Every entry that follows needs to be repeated exactly.

— BEGIN Provided records —

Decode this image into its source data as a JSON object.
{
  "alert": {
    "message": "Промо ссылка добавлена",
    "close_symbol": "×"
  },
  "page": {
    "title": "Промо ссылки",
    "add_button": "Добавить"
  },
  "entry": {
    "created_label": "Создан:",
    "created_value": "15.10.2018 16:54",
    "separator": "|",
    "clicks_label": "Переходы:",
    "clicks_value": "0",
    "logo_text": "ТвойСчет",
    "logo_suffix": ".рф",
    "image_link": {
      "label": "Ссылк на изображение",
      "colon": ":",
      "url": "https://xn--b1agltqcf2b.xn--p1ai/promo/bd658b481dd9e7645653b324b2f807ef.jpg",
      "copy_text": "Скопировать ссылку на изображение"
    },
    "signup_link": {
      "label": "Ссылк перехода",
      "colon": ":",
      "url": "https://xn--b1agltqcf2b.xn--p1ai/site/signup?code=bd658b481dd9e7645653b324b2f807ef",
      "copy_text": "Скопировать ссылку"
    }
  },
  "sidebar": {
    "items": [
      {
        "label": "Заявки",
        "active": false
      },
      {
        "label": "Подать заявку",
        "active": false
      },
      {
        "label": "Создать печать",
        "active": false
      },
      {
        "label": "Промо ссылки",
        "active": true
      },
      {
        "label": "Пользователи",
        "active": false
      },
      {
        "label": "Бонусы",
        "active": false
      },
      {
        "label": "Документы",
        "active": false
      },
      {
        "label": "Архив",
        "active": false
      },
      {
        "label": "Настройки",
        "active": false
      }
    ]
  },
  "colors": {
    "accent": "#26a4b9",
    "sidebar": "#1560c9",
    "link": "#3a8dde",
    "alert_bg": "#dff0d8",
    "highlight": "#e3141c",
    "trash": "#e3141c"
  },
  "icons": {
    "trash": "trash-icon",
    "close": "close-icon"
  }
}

— END Provided records —

▸ Full answer:
Decode this image into its source data as a JSON object.
{
  "alert": {
    "message": "Промо ссылка добавлена",
    "close_symbol": "×"
  },
  "page": {
    "title": "Промо ссылки",
    "add_button": "Добавить"
  },
  "entry": {
    "created_label": "Создан:",
    "created_value": "15.10.2018 16:54",
    "separator": "|",
    "clicks_label": "Переходы:",
    "clicks_value": "0",
    "logo_text": "ТвойСчет",
    "logo_suffix": ".рф",
    "image_link": {
      "label": "Ссылк на изображение",
      "colon": ":",
      "url": "https://xn--b1agltqcf2b.xn--p1ai/promo/bd658b481dd9e7645653b324b2f807ef.jpg",
      "copy_text": "Скопировать ссылку на изображение"
    },
    "signup_link": {
      "label": "Ссылк перехода",
      "colon": ":",
      "url": "https://xn--b1agltqcf2b.xn--p1ai/site/signup?code=bd658b481dd9e7645653b324b2f807ef",
      "copy_text": "Скопировать ссылку"
    }
  },
  "sidebar": {
    "items": [
      {
        "label": "Заявки",
        "active": false
      },
      {
        "label": "Подать заявку",
        "active": false
      },
      {
        "label": "Создать печать",
        "active": false
      },
      {
        "label": "Промо ссылки",
        "active": true
      },
      {
        "label": "Пользователи",
        "active": false
      },
      {
        "label": "Бонусы",
        "active": false
      },
      {
        "label": "Документы",
        "active": false
      },
      {
        "label": "Архив",
        "active": false
      },
      {
        "label": "Настройки",
        "active": false
      }
    ]
  },
  "colors": {
    "accent": "#26a4b9",
    "sidebar": "#1560c9",
    "link": "#3a8dde",
    "alert_bg": "#dff0d8",
    "highlight": "#e3141c",
    "trash": "#e3141c"
  },
  "icons": {
    "trash": "trash-icon",
    "close": "close-icon"
  }
}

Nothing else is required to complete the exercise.